## DATA FOR THIS TASK

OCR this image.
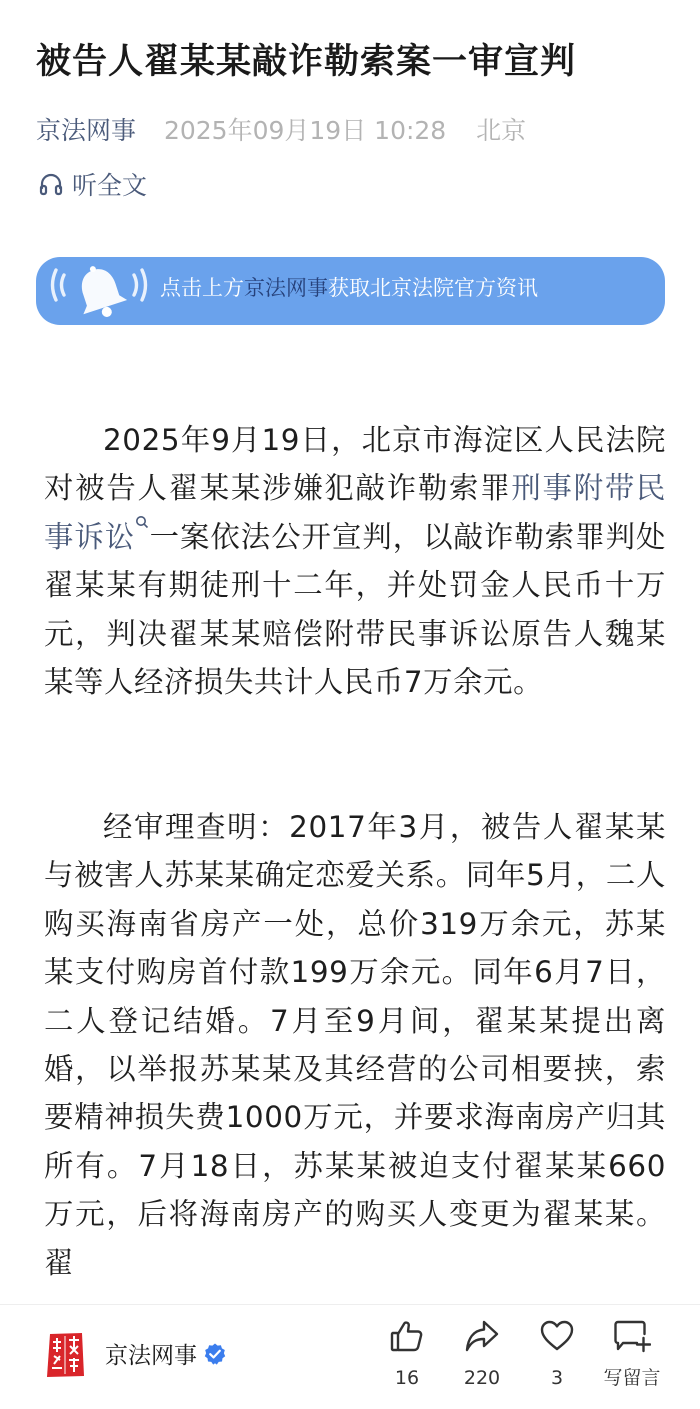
被告人翟某某敲诈勒索案一审宣判
京法网事 2025年09月19日 10:28 北京
听全文
点击上方京法网事获取北京法院官方资讯

2025年9月19日，北京市海淀区人民法院对被告人翟某某涉嫌犯敲诈勒索罪刑事附带民事诉讼 一案依法公开宣判，以敲诈勒索罪判处翟某某有期徒刑十二年，并处罚金人民币十万元，判决翟某某赔偿附带民事诉讼原告人魏某某等人经济损失共计人民币7万余元。

经审理查明：2017年3月，被告人翟某某与被害人苏某某确定恋爱关系。同年5月，二人购买海南省房产一处，总价319万余元，苏某某支付购房首付款199万余元。同年6月7日，二人登记结婚。7月至9月间，翟某某提出离婚，以举报苏某某及其经营的公司相要挟，索要精神损失费1000万元，并要求海南房产归其所有。7月18日，苏某某被迫支付翟某某660万元，后将海南房产的购买人变更为翟某某。翟

京法网事
16	220	3	写留言
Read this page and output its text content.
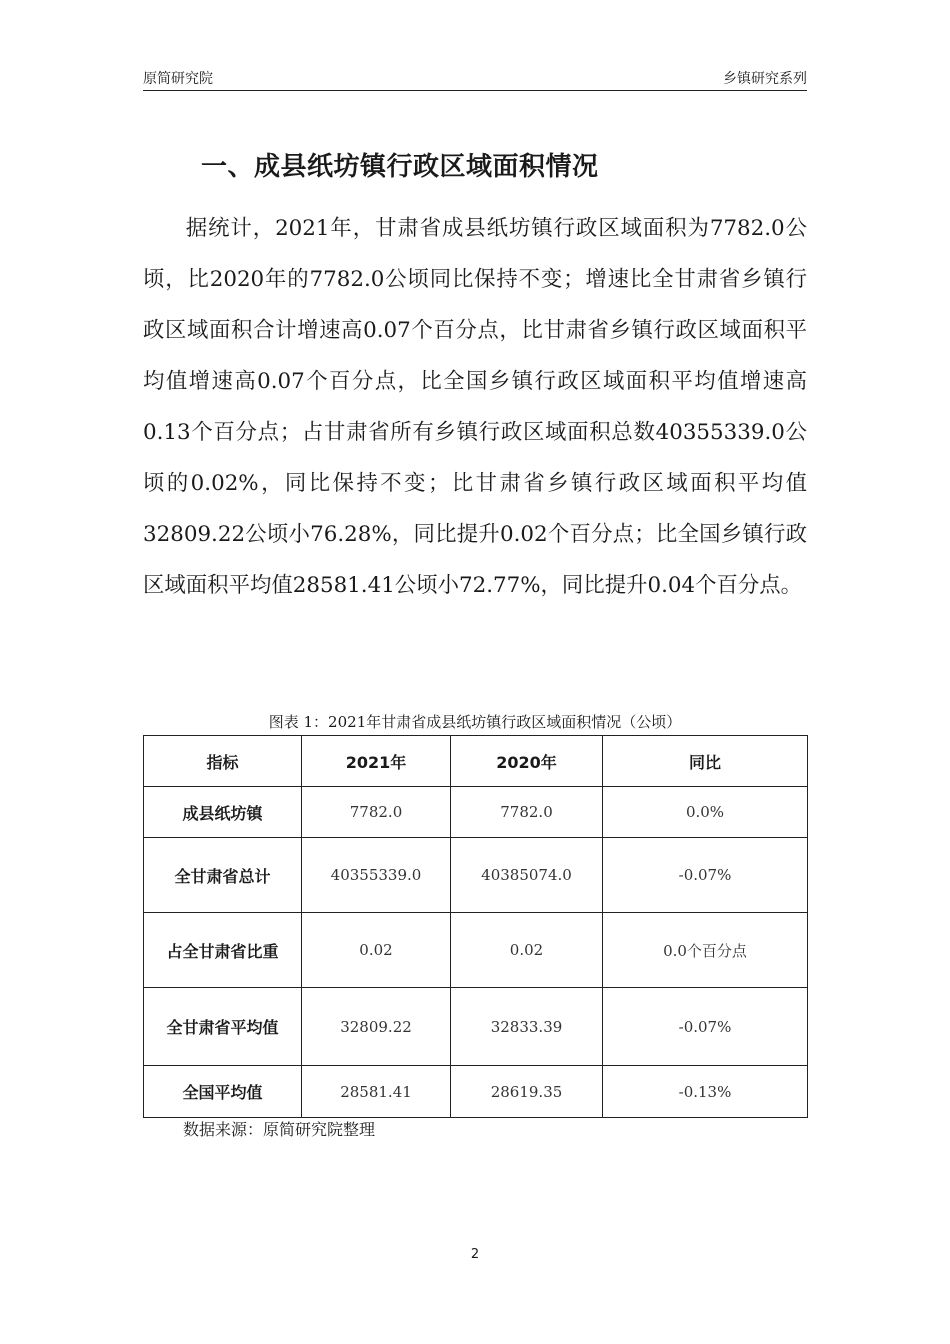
原简研究院	乡镇研究系列
一、成县纸坊镇行政区域面积情况

据统计，2021年，甘肃省成县纸坊镇行政区域面积为7782.0公顷，比2020年的7782.0公顷同比保持不变；增速比全甘肃省乡镇行政区域面积合计增速高0.07个百分点，比甘肃省乡镇行政区域面积平均值增速高0.07个百分点，比全国乡镇行政区域面积平均值增速高0.13个百分点；占甘肃省所有乡镇行政区域面积总数40355339.0公顷的0.02%，同比保持不变；比甘肃省乡镇行政区域面积平均值32809.22公顷小76.28%，同比提升0.02个百分点；比全国乡镇行政区域面积平均值28581.41公顷小72.77%，同比提升0.04个百分点。

图表 1：2021年甘肃省成县纸坊镇行政区域面积情况（公顷）
指标	2021年	2020年	同比
成县纸坊镇	7782.0	7782.0	0.0%
全甘肃省总计	40355339.0	40385074.0	-0.07%
占全甘肃省比重	0.02	0.02	0.0个百分点
全甘肃省平均值	32809.22	32833.39	-0.07%
全国平均值	28581.41	28619.35	-0.13%
数据来源：原简研究院整理
2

## EXERCISE AIM
Copy each line above precisely, dropping the pictures.

## ANSWER TO THE EXERCISE
OCR this image.
被告人翟某某敲诈勒索案一审宣判
京法网事 2025年09月19日 10:28 北京
听全文
点击上方京法网事获取北京法院官方资讯

2025年9月19日，北京市海淀区人民法院对被告人翟某某涉嫌犯敲诈勒索罪刑事附带民事诉讼 一案依法公开宣判，以敲诈勒索罪判处翟某某有期徒刑十二年，并处罚金人民币十万元，判决翟某某赔偿附带民事诉讼原告人魏某某等人经济损失共计人民币7万余元。

经审理查明：2017年3月，被告人翟某某与被害人苏某某确定恋爱关系。同年5月，二人购买海南省房产一处，总价319万余元，苏某某支付购房首付款199万余元。同年6月7日，二人登记结婚。7月至9月间，翟某某提出离婚，以举报苏某某及其经营的公司相要挟，索要精神损失费1000万元，并要求海南房产归其所有。7月18日，苏某某被迫支付翟某某660万元，后将海南房产的购买人变更为翟某某。翟

京法网事
16	220	3	写留言
Read this page and output its text content.
原简研究院	乡镇研究系列
一、成县纸坊镇行政区域面积情况

据统计，2021年，甘肃省成县纸坊镇行政区域面积为7782.0公顷，比2020年的7782.0公顷同比保持不变；增速比全甘肃省乡镇行政区域面积合计增速高0.07个百分点，比甘肃省乡镇行政区域面积平均值增速高0.07个百分点，比全国乡镇行政区域面积平均值增速高0.13个百分点；占甘肃省所有乡镇行政区域面积总数40355339.0公顷的0.02%，同比保持不变；比甘肃省乡镇行政区域面积平均值32809.22公顷小76.28%，同比提升0.02个百分点；比全国乡镇行政区域面积平均值28581.41公顷小72.77%，同比提升0.04个百分点。

图表 1：2021年甘肃省成县纸坊镇行政区域面积情况（公顷）
指标	2021年	2020年	同比
成县纸坊镇	7782.0	7782.0	0.0%
全甘肃省总计	40355339.0	40385074.0	-0.07%
占全甘肃省比重	0.02	0.02	0.0个百分点
全甘肃省平均值	32809.22	32833.39	-0.07%
全国平均值	28581.41	28619.35	-0.13%
数据来源：原简研究院整理
2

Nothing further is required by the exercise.